### Brief A
Answer these from the essay on why the writer raves:
(i) How old was the writer when the journey into raving began?
(ii) What blog did the writer start writing for?
(iii) How long did the writer stay with the tech startup?
### Brief B
Carry the essay on why the writer raves forward, beginning after its final paragraph.

══ Study text ══

Why do I rave? It’s a question that I brought up to the EDM Maniac team for building an editorial series, but also something that’s been weighing heavily on my mind for a long time.
My journey into raving began when I was 20, working at a fast-food restaurant, struggling to figure out what I wanted out of life. Every day felt like I was living this boring, mundane existence when I could be doing something more; something extraordinary.
Honestly, I was depressed and didn’t have anything I was passionate about. I was going through the motions of life, but never truly living, knowing that something was missing. I was frustrated with myself, never understanding why.
Then my friend convinced me to go to Insomniac’s first EDC in Las Vegas back in 2011. I had no idea what to expect, but I went to it with an open mind.
When I walked through the gates of the speedway and gazed down at the illuminated paradise below me, I was blown away. I found something I didn’t know I was looking for. People were being whoever they wanted to be. Everyone was smiling and friendly. They were free and it lit a passion in me that changed me forever.
I fell in love and realized that this was the extraordinary thing I was looking for. Raving changed me to my very core. My entire outlook on life did a complete 180. It was the happiest I’ve ever been. I realized that I wanted raving to be a part of my life forever. It gave me an outlet to feel accepted, something that I never thought I’d experience. An outlet to confront the unhappiness and loneliness I was feeling.
After seeing the immense positive impact raving had on me, I decided I wanted to get more involved, so I began writing for a blog called EDMSauce. I exposed myself to tons of new music and started giving back to the community that gave me so much. Going to raves was a weekly thing for me and I loved every minute of it. It helped open doors for me and gave me opportunities that I could only dream of.
Raving and my knowledge of all facets of dance music became the foundation of where I would start my career. I was working at a bar when I was scouted by a temp agency for a new job. It was at a tech startup and I found myself helping in almost every part of the company.
I saw it grow from an idea on a whiteboard to an app we were able to download and use. I stayed with them for an incredible three years where I learned from amazing people who impacted my life beyond belief. They saw something great in me that I didn’t see and motivated me to strive for something more. It was a lot of tough love and trial by fire, but it drove me to give it my all and want to excel in everything I do.
I’m 30 now and it’s been over 10 years since I attended my first rave. I look back at those years and it’s crazy to think how much I’ve experienced and grown. I was this kid trying to find my place in the world and what I wanted to do with my life. Now, I’m an adult, still trying to figure out life but, I love where the journey has taken me.
Growing up, my parents gave me everything they could. They sent me to great schools and gave me every opportunity to succeed, but things always had to be my way. In my stubbornness, I learned things the hard way instead of taking advantage of the opportunities given to me.

═══
══ Records provided ══

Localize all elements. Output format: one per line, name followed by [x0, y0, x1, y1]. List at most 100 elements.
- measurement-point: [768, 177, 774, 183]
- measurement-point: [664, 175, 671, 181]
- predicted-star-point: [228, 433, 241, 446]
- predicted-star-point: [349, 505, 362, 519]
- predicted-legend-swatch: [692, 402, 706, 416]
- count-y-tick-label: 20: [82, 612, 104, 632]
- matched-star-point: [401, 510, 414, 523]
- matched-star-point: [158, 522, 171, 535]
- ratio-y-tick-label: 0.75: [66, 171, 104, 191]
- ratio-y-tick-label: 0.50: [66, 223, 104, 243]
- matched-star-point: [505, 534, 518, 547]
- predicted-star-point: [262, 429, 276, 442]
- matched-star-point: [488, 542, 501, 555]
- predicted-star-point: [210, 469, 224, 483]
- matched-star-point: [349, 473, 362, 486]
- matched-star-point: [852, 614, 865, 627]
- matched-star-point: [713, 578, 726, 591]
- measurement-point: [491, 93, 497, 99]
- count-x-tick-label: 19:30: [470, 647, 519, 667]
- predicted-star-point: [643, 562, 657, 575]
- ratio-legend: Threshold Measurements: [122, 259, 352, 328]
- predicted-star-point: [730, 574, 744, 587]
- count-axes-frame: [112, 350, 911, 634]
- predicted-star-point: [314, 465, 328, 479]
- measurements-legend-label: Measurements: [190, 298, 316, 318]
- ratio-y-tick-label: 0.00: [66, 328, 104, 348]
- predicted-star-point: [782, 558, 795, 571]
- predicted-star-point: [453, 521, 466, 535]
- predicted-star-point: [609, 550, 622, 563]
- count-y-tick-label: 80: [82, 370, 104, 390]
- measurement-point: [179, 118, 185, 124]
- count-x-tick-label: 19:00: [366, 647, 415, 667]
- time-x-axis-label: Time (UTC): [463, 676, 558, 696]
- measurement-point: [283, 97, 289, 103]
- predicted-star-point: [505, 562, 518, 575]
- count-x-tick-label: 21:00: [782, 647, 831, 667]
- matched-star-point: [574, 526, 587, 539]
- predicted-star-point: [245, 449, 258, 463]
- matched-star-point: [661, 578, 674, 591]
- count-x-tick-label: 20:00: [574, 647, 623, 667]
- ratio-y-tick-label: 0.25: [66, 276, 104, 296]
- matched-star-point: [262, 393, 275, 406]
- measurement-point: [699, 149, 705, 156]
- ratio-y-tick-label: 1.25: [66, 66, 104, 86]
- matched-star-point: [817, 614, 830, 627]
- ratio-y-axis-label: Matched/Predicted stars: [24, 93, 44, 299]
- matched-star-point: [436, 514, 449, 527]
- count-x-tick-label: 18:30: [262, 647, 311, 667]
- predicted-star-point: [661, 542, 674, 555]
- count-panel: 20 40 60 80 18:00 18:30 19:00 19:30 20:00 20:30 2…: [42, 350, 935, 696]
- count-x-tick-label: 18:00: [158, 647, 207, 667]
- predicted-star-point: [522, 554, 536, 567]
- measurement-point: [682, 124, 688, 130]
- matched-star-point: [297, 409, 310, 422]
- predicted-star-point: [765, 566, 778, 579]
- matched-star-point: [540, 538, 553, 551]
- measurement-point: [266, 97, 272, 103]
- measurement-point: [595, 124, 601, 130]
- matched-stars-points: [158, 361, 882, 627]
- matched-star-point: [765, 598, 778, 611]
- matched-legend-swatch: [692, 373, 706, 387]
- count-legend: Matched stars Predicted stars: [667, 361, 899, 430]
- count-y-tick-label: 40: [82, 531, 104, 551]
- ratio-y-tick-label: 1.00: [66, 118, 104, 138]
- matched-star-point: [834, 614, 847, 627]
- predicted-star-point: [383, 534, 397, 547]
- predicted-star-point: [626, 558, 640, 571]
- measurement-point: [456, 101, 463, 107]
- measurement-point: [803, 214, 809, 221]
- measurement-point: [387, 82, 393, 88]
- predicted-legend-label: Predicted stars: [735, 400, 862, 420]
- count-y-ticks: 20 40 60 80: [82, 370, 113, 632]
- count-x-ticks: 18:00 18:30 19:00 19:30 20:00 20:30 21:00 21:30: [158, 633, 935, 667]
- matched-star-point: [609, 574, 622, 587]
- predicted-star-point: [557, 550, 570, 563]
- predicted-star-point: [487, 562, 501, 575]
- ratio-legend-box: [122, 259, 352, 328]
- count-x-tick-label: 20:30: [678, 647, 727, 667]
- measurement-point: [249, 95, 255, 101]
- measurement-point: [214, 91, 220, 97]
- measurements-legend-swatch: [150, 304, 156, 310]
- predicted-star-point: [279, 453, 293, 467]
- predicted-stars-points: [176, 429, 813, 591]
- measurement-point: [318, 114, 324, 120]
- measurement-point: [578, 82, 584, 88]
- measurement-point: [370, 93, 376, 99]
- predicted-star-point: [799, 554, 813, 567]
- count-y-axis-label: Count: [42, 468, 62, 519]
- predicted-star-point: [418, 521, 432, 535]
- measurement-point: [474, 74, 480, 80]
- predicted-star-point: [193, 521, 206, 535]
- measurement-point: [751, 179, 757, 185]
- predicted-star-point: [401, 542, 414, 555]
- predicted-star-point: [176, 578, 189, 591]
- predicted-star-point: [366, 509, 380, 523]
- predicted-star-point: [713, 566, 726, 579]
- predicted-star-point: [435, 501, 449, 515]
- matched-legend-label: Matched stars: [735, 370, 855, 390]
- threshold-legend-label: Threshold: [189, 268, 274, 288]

═══

### Answer space A
(i) 20
(ii) EDMSauce
(iii) Three years

### Answer space B
My parents owned and operated an incredible cabinetry factory that had to be shut down during the recession of 2009. We lost everything and found ourselves living with other family members after living in a six-bedroom home. My parents are older now and in their old age, they’re not able to work like before, so I’ve taken it upon myself to help them.
I’m the cornerstone of the family now. I’ve taken responsibility for giving my parents everything they’ve given me, and I’m helping support them financially as well. Everything I’m doing now and working towards for the future is to repay them for giving me the world. They’ve never once turned their back on me. They believed in me when I was at my worst. I count myself lucky because I know I’m fortunate. I carry the weight of the world on my shoulders so that my parents and sister don’t have to anymore.
I’ve reached my breaking point more times than I care to admit. Ready to give up on life and end it all. I never thought I was good enough. My sense of self-worth was basically nonexistent. I hated myself for not being happy but didn’t understand why. It became this toxic never-ending cycle of self-destruction that I couldn’t break. For a long time, I never dealt with those emotions. I buried them deep inside until raving gave me an outlet.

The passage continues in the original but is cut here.